┏━━

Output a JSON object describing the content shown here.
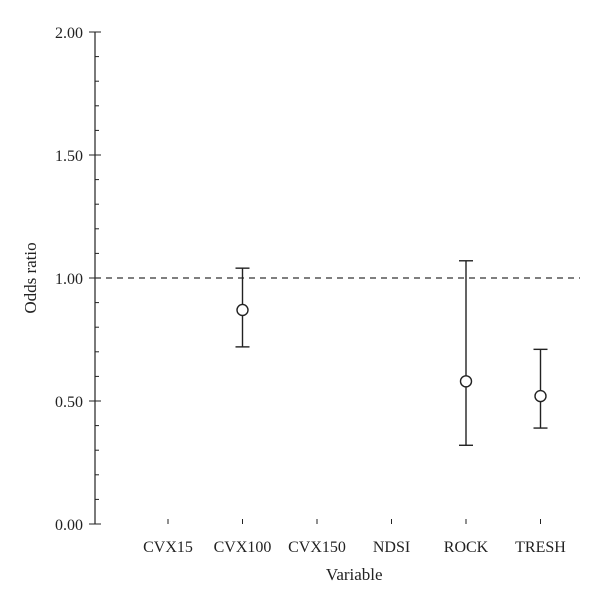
{
  "chart_data": {
    "type": "scatter",
    "title": "",
    "xlabel": "Variable",
    "ylabel": "Odds ratio",
    "ylim": [
      0,
      2
    ],
    "yticks": [
      "0.00",
      "0.50",
      "1.00",
      "1.50",
      "2.00"
    ],
    "yminor_step": 0.1,
    "reference_line": 1.0,
    "categories": [
      "CVX15",
      "CVX100",
      "CVX150",
      "NDSI",
      "ROCK",
      "TRESH"
    ],
    "points": [
      {
        "category": "CVX15",
        "value": null,
        "lower": null,
        "upper": null
      },
      {
        "category": "CVX100",
        "value": 0.87,
        "lower": 0.72,
        "upper": 1.04
      },
      {
        "category": "CVX150",
        "value": null,
        "lower": null,
        "upper": null
      },
      {
        "category": "NDSI",
        "value": null,
        "lower": null,
        "upper": null
      },
      {
        "category": "ROCK",
        "value": 0.58,
        "lower": 0.32,
        "upper": 1.07
      },
      {
        "category": "TRESH",
        "value": 0.52,
        "lower": 0.39,
        "upper": 0.71
      }
    ],
    "grid": false,
    "legend": "none",
    "colors": {
      "ink": "#222222",
      "marker_fill": "#ffffff"
    }
  }
}
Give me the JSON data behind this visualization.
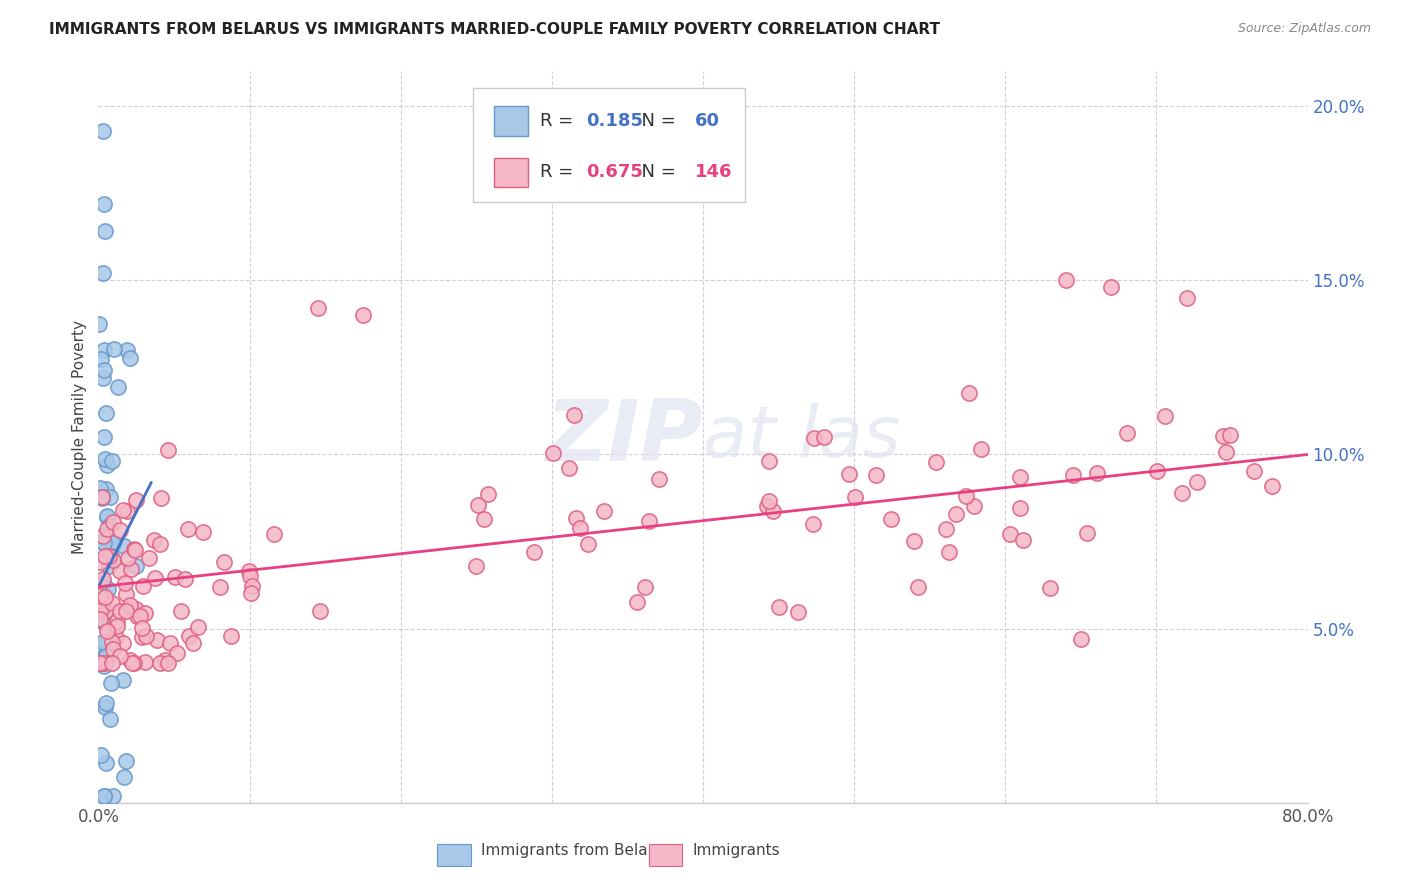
{
  "title": "IMMIGRANTS FROM BELARUS VS IMMIGRANTS MARRIED-COUPLE FAMILY POVERTY CORRELATION CHART",
  "source": "Source: ZipAtlas.com",
  "ylabel": "Married-Couple Family Poverty",
  "legend_blue_r": "0.185",
  "legend_blue_n": "60",
  "legend_pink_r": "0.675",
  "legend_pink_n": "146",
  "blue_color": "#a8c8e8",
  "blue_edge_color": "#6699cc",
  "pink_color": "#f4b8c8",
  "pink_edge_color": "#e06080",
  "blue_line_color": "#4472c4",
  "pink_line_color": "#e84080",
  "background_color": "#ffffff",
  "xlim": [
    0,
    0.8
  ],
  "ylim": [
    0,
    0.21
  ],
  "watermark_color": "#e0e4f0"
}
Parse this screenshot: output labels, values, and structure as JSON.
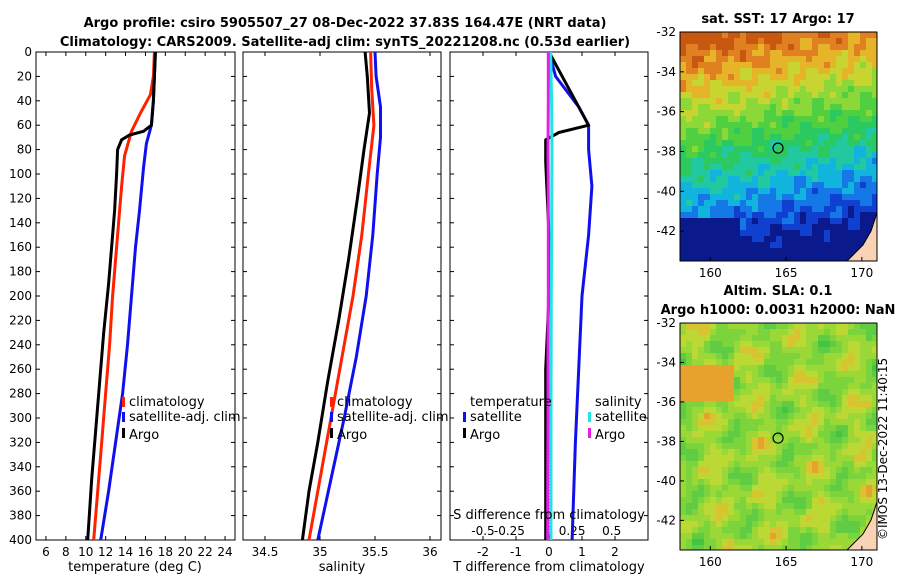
{
  "title_line1": "Argo profile: csiro 5905507_27 08-Dec-2022 37.83S 164.47E (NRT data)",
  "title_line2": "Climatology: CARS2009. Satellite-adj clim: synTS_20221208.nc (0.53d earlier)",
  "watermark": "©IMOS 13-Dec-2022 11:40:15",
  "colors": {
    "clim": "#ff2200",
    "sat": "#1010ee",
    "argo": "#000000",
    "sal_sat": "#22e4e4",
    "sal_argo": "#e81ee8"
  },
  "chart_data": [
    {
      "type": "line",
      "name": "temperature-profile",
      "xlabel": "temperature (deg C)",
      "xlim": [
        5,
        25
      ],
      "xticks": [
        6,
        8,
        10,
        12,
        14,
        16,
        18,
        20,
        22,
        24
      ],
      "ylim": [
        0,
        400
      ],
      "yticks": [
        0,
        20,
        40,
        60,
        80,
        100,
        120,
        140,
        160,
        180,
        200,
        220,
        240,
        260,
        280,
        300,
        320,
        340,
        360,
        380,
        400
      ],
      "legend": [
        "climatology",
        "satellite-adj. clim",
        "Argo"
      ],
      "series": [
        {
          "name": "climatology",
          "color_key": "clim",
          "points": [
            [
              16.9,
              0
            ],
            [
              16.8,
              20
            ],
            [
              16.5,
              35
            ],
            [
              15.5,
              50
            ],
            [
              14.6,
              65
            ],
            [
              13.9,
              85
            ],
            [
              13.6,
              110
            ],
            [
              13.3,
              140
            ],
            [
              13.0,
              170
            ],
            [
              12.7,
              200
            ],
            [
              12.4,
              240
            ],
            [
              12.0,
              280
            ],
            [
              11.6,
              320
            ],
            [
              11.2,
              360
            ],
            [
              10.8,
              400
            ]
          ]
        },
        {
          "name": "satellite-adj. clim",
          "color_key": "sat",
          "points": [
            [
              17.0,
              0
            ],
            [
              16.9,
              20
            ],
            [
              16.8,
              40
            ],
            [
              16.6,
              60
            ],
            [
              16.1,
              75
            ],
            [
              15.8,
              95
            ],
            [
              15.4,
              130
            ],
            [
              15.0,
              160
            ],
            [
              14.6,
              200
            ],
            [
              14.2,
              240
            ],
            [
              13.7,
              280
            ],
            [
              13.0,
              320
            ],
            [
              12.3,
              360
            ],
            [
              11.5,
              400
            ]
          ]
        },
        {
          "name": "Argo",
          "color_key": "argo",
          "points": [
            [
              17.0,
              0
            ],
            [
              16.9,
              20
            ],
            [
              16.8,
              40
            ],
            [
              16.6,
              60
            ],
            [
              15.8,
              65
            ],
            [
              14.4,
              68
            ],
            [
              13.6,
              72
            ],
            [
              13.2,
              80
            ],
            [
              13.1,
              100
            ],
            [
              12.9,
              130
            ],
            [
              12.6,
              160
            ],
            [
              12.3,
              190
            ],
            [
              11.8,
              230
            ],
            [
              11.4,
              270
            ],
            [
              11.0,
              310
            ],
            [
              10.6,
              350
            ],
            [
              10.2,
              400
            ]
          ]
        }
      ]
    },
    {
      "type": "line",
      "name": "salinity-profile",
      "xlabel": "salinity",
      "xlim": [
        34.3,
        36.1
      ],
      "xticks": [
        34.5,
        35,
        35.5,
        36
      ],
      "ylim": [
        0,
        400
      ],
      "legend": [
        "climatology",
        "satellite-adj. clim",
        "Argo"
      ],
      "series": [
        {
          "name": "climatology",
          "color_key": "clim",
          "points": [
            [
              35.46,
              0
            ],
            [
              35.47,
              30
            ],
            [
              35.49,
              60
            ],
            [
              35.44,
              100
            ],
            [
              35.38,
              150
            ],
            [
              35.3,
              200
            ],
            [
              35.2,
              250
            ],
            [
              35.1,
              300
            ],
            [
              35.0,
              350
            ],
            [
              34.9,
              400
            ]
          ]
        },
        {
          "name": "satellite-adj. clim",
          "color_key": "sat",
          "points": [
            [
              35.5,
              0
            ],
            [
              35.51,
              20
            ],
            [
              35.55,
              45
            ],
            [
              35.55,
              70
            ],
            [
              35.52,
              100
            ],
            [
              35.48,
              150
            ],
            [
              35.42,
              200
            ],
            [
              35.33,
              250
            ],
            [
              35.22,
              300
            ],
            [
              35.1,
              350
            ],
            [
              34.98,
              400
            ]
          ]
        },
        {
          "name": "Argo",
          "color_key": "argo",
          "points": [
            [
              35.41,
              0
            ],
            [
              35.43,
              20
            ],
            [
              35.45,
              50
            ],
            [
              35.4,
              80
            ],
            [
              35.34,
              120
            ],
            [
              35.26,
              170
            ],
            [
              35.17,
              220
            ],
            [
              35.07,
              270
            ],
            [
              34.98,
              320
            ],
            [
              34.9,
              360
            ],
            [
              34.84,
              400
            ]
          ]
        }
      ]
    },
    {
      "type": "line",
      "name": "difference-profile",
      "xlabel": "T difference from climatology",
      "xlim": [
        -3,
        3
      ],
      "xticks": [
        -2,
        -1,
        0,
        1,
        2
      ],
      "top_label": "S difference from climatology",
      "top_ticks": [
        "-0.5",
        "-0.25",
        "0",
        "0.25",
        "0.5"
      ],
      "ylim": [
        0,
        400
      ],
      "legend": [
        "temperature",
        "satellite",
        "Argo",
        "salinity",
        "satellite",
        "Argo"
      ],
      "series": [
        {
          "name": "temperature satellite",
          "color_key": "sat",
          "points": [
            [
              0.0,
              0
            ],
            [
              0.2,
              20
            ],
            [
              0.9,
              45
            ],
            [
              1.2,
              60
            ],
            [
              1.2,
              80
            ],
            [
              1.3,
              110
            ],
            [
              1.2,
              150
            ],
            [
              1.0,
              200
            ],
            [
              0.9,
              260
            ],
            [
              0.8,
              320
            ],
            [
              0.7,
              400
            ]
          ]
        },
        {
          "name": "temperature Argo",
          "color_key": "argo",
          "points": [
            [
              0.0,
              0
            ],
            [
              0.3,
              15
            ],
            [
              0.7,
              35
            ],
            [
              1.2,
              60
            ],
            [
              0.3,
              66
            ],
            [
              -0.1,
              72
            ],
            [
              -0.1,
              90
            ],
            [
              0,
              150
            ],
            [
              0,
              200
            ],
            [
              -0.1,
              260
            ],
            [
              -0.1,
              330
            ],
            [
              -0.1,
              400
            ]
          ]
        },
        {
          "name": "salinity satellite",
          "color_key": "sal_sat",
          "points": [
            [
              0.05,
              0
            ],
            [
              0.08,
              40
            ],
            [
              0.09,
              80
            ],
            [
              0.08,
              150
            ],
            [
              0.07,
              200
            ],
            [
              0.06,
              300
            ],
            [
              0.06,
              400
            ]
          ]
        },
        {
          "name": "salinity Argo",
          "color_key": "sal_argo",
          "points": [
            [
              -0.02,
              0
            ],
            [
              -0.02,
              40
            ],
            [
              -0.03,
              80
            ],
            [
              -0.02,
              120
            ],
            [
              -0.02,
              160
            ],
            [
              -0.02,
              200
            ],
            [
              -0.03,
              240
            ],
            [
              -0.03,
              300
            ],
            [
              -0.04,
              360
            ],
            [
              -0.04,
              400
            ]
          ]
        }
      ]
    },
    {
      "type": "heatmap",
      "name": "sst-map",
      "title": "sat. SST: 17 Argo: 17",
      "xlim": [
        158,
        171
      ],
      "ylim": [
        -43.5,
        -32
      ],
      "xticks": [
        160,
        165,
        170
      ],
      "yticks": [
        -32,
        -34,
        -36,
        -38,
        -40,
        -42
      ],
      "marker": [
        164.47,
        -37.83
      ]
    },
    {
      "type": "heatmap",
      "name": "sla-map",
      "title1": "Altim. SLA: 0.1",
      "title2": "Argo h1000: 0.0031 h2000: NaN",
      "xlim": [
        158,
        171
      ],
      "ylim": [
        -43.5,
        -32
      ],
      "xticks": [
        160,
        165,
        170
      ],
      "yticks": [
        -32,
        -34,
        -36,
        -38,
        -40,
        -42
      ],
      "marker": [
        164.47,
        -37.83
      ]
    }
  ]
}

┗━━

**GIVEN TASK:** Copy each line of the entries that includes the word "this".

**ANSWER IN FULL:**
Give me the JSON data behind this visualization.
Parse this screenshot: output labels, values, and structure as JSON.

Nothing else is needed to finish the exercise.